Copy each line below that contains "image".

- [MATERIAL]
↓

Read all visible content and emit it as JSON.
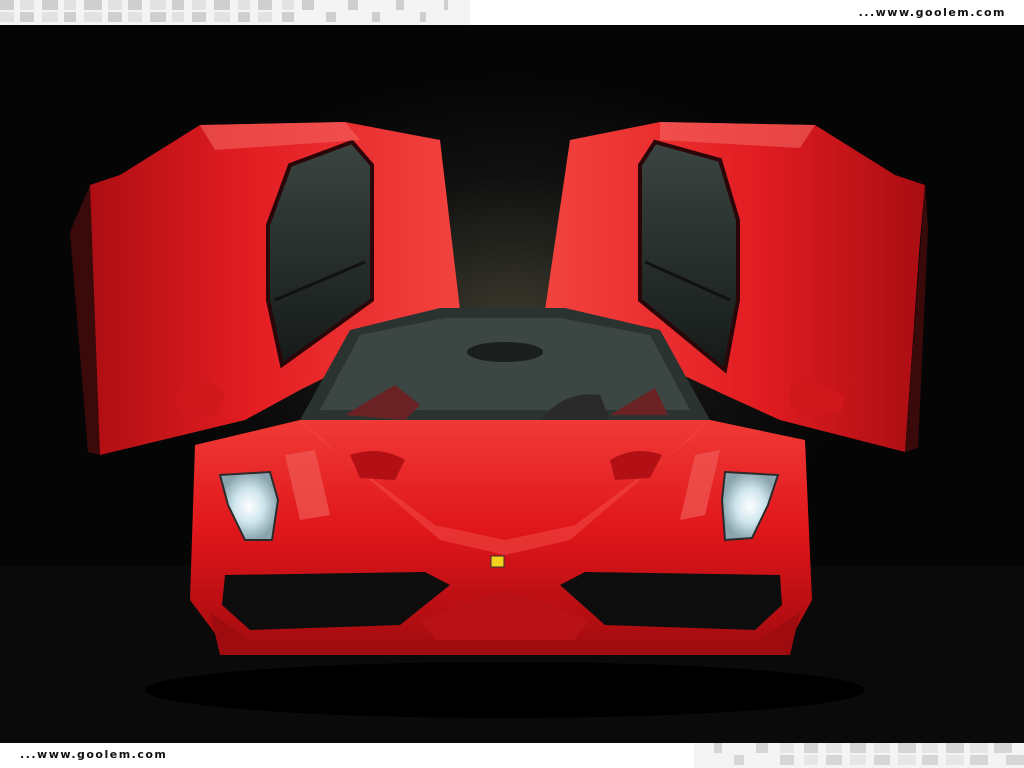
{
  "header": {
    "site_text": "...www.goolem.com"
  },
  "footer": {
    "site_text": "...www.goolem.com"
  },
  "photo": {
    "subject": "red-sports-car-front-view-doors-open",
    "colors": {
      "body": "#e0161b",
      "background": "#050505",
      "glass": "#1d2320",
      "headlight": "#d8ecf2"
    }
  }
}
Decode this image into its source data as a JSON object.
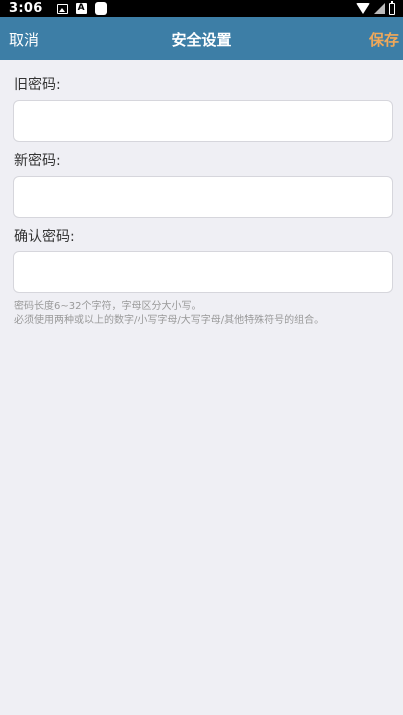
{
  "status_bar": {
    "time": "3:06",
    "icons": [
      "image-icon",
      "a-icon",
      "blank-icon",
      "wifi-icon",
      "signal-icon",
      "battery-icon"
    ]
  },
  "nav": {
    "cancel_label": "取消",
    "title": "安全设置",
    "save_label": "保存",
    "bar_color": "#3d7ea6",
    "save_color": "#f0a85a"
  },
  "form": {
    "old_password": {
      "label": "旧密码:",
      "value": "",
      "placeholder": ""
    },
    "new_password": {
      "label": "新密码:",
      "value": "",
      "placeholder": ""
    },
    "confirm_password": {
      "label": "确认密码:",
      "value": "",
      "placeholder": ""
    }
  },
  "hints": {
    "line1": "密码长度6~32个字符，字母区分大小写。",
    "line2": "必须使用两种或以上的数字/小写字母/大写字母/其他特殊符号的组合。"
  }
}
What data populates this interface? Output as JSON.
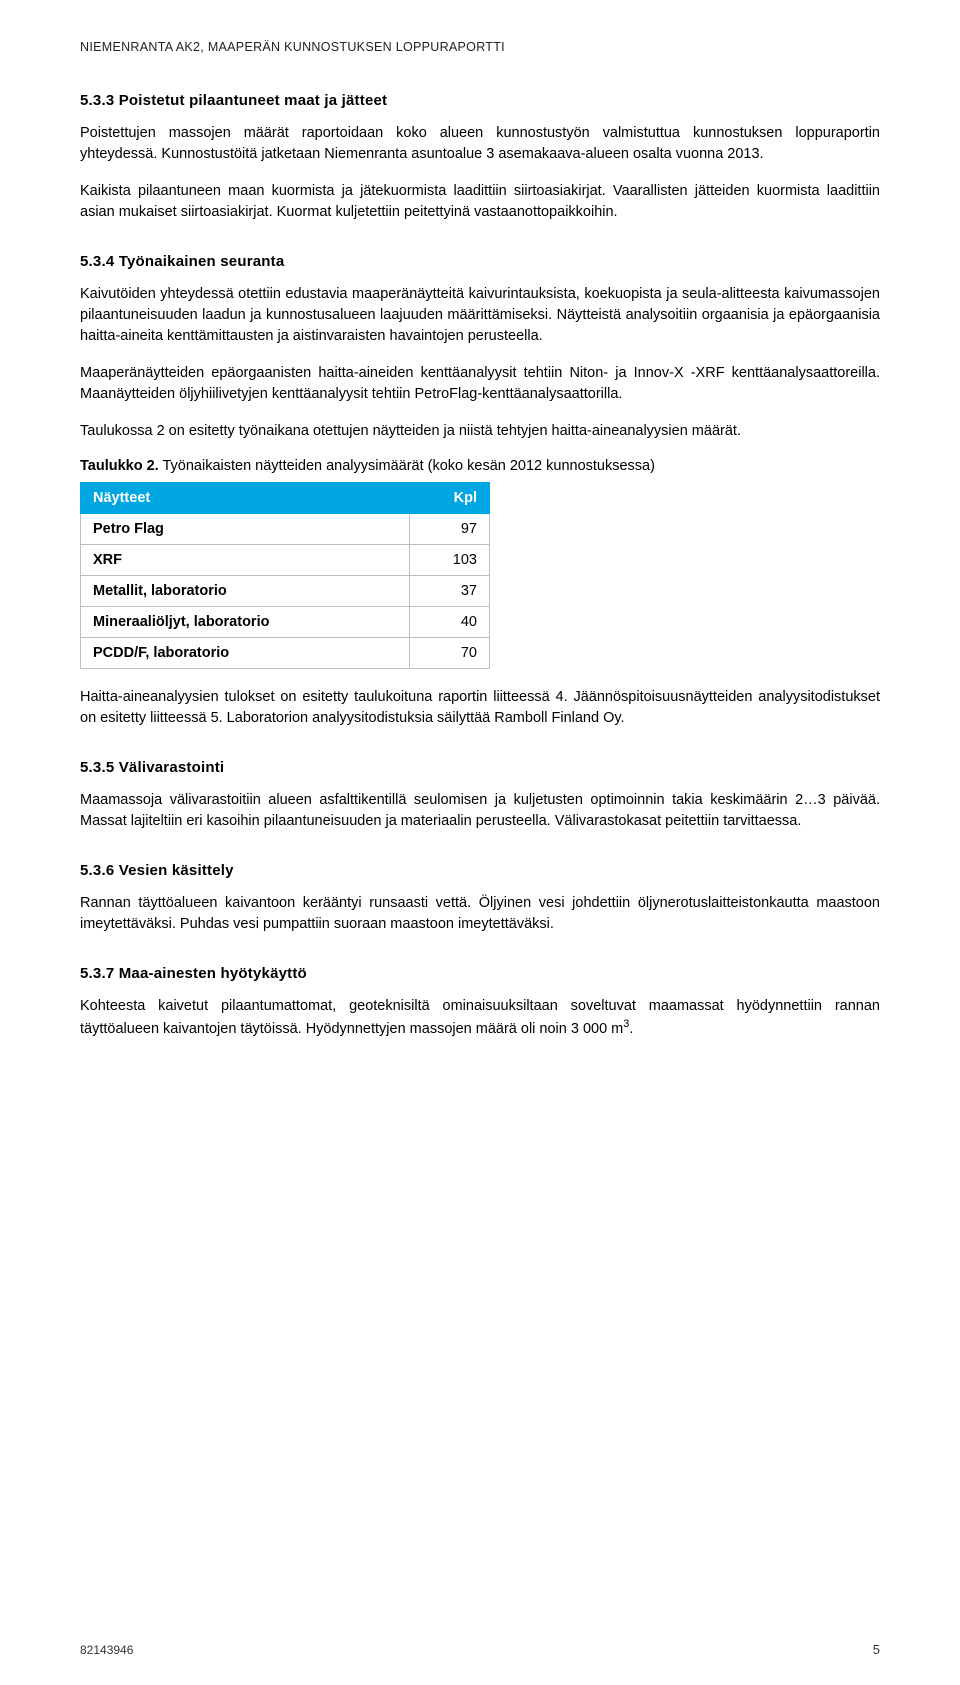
{
  "runningHeader": "NIEMENRANTA AK2, MAAPERÄN KUNNOSTUKSEN LOPPURAPORTTI",
  "s533": {
    "title": "5.3.3 Poistetut pilaantuneet maat ja jätteet",
    "p1": "Poistettujen massojen määrät raportoidaan koko alueen kunnostustyön valmistuttua kunnostuksen loppuraportin yhteydessä.",
    "p2": "Kunnostustöitä jatketaan Niemenranta asuntoalue 3 asemakaava-alueen osalta vuonna 2013.",
    "p3": "Kaikista pilaantuneen maan kuormista ja jätekuormista laadittiin siirtoasiakirjat. Vaarallisten jätteiden kuormista laadittiin asian mukaiset siirtoasiakirjat. Kuormat kuljetettiin peitettyinä vastaanottopaikkoihin."
  },
  "s534": {
    "title": "5.3.4 Työnaikainen seuranta",
    "p1": "Kaivutöiden yhteydessä otettiin edustavia maaperänäytteitä kaivurintauksista, koekuopista ja seula-alitteesta kaivumassojen pilaantuneisuuden laadun ja kunnostusalueen laajuuden määrittämiseksi. Näytteistä analysoitiin orgaanisia ja epäorgaanisia haitta-aineita kenttämittausten ja aistinvaraisten havaintojen perusteella.",
    "p2": "Maaperänäytteiden epäorgaanisten haitta-aineiden kenttäanalyysit tehtiin Niton- ja Innov-X -XRF kenttäanalysaattoreilla. Maanäytteiden öljyhiilivetyjen kenttäanalyysit tehtiin PetroFlag-kenttäanalysaattorilla.",
    "p3": "Taulukossa 2 on esitetty työnaikana otettujen näytteiden ja niistä tehtyjen haitta-aineanalyysien määrät.",
    "tableCaptionBold": "Taulukko 2.",
    "tableCaptionRest": " Työnaikaisten näytteiden analyysimäärät (koko kesän 2012 kunnostuksessa)",
    "headers": {
      "col1": "Näytteet",
      "col2": "Kpl"
    },
    "rows": [
      {
        "label": "Petro Flag",
        "value": "97"
      },
      {
        "label": "XRF",
        "value": "103"
      },
      {
        "label": "Metallit, laboratorio",
        "value": "37"
      },
      {
        "label": "Mineraaliöljyt, laboratorio",
        "value": "40"
      },
      {
        "label": "PCDD/F, laboratorio",
        "value": "70"
      }
    ],
    "p4": "Haitta-aineanalyysien tulokset on esitetty taulukoituna raportin liitteessä 4. Jäännöspitoisuusnäytteiden analyysitodistukset on esitetty liitteessä 5. Laboratorion analyysitodistuksia säilyttää Ramboll Finland Oy."
  },
  "s535": {
    "title": "5.3.5 Välivarastointi",
    "p1": "Maamassoja välivarastoitiin alueen asfalttikentillä seulomisen ja kuljetusten optimoinnin takia keskimäärin 2…3 päivää. Massat lajiteltiin eri kasoihin pilaantuneisuuden ja materiaalin perusteella. Välivarastokasat peitettiin tarvittaessa."
  },
  "s536": {
    "title": "5.3.6 Vesien käsittely",
    "p1": "Rannan täyttöalueen kaivantoon kerääntyi runsaasti vettä. Öljyinen vesi johdettiin öljynerotuslaitteistonkautta maastoon imeytettäväksi. Puhdas vesi pumpattiin suoraan maastoon imeytettäväksi."
  },
  "s537": {
    "title": "5.3.7 Maa-ainesten hyötykäyttö",
    "p1_pre": "Kohteesta kaivetut pilaantumattomat, geoteknisiltä ominaisuuksiltaan soveltuvat maamassat hyödynnettiin rannan täyttöalueen kaivantojen täytöissä. Hyödynnettyjen massojen määrä oli noin 3 000 m",
    "p1_sup": "3",
    "p1_post": "."
  },
  "footer": {
    "docnum": "82143946",
    "pagenum": "5"
  }
}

↑

- [THE COMPLETED TASK]
Decode this image into its source data as a JSON object.
      "image-icon",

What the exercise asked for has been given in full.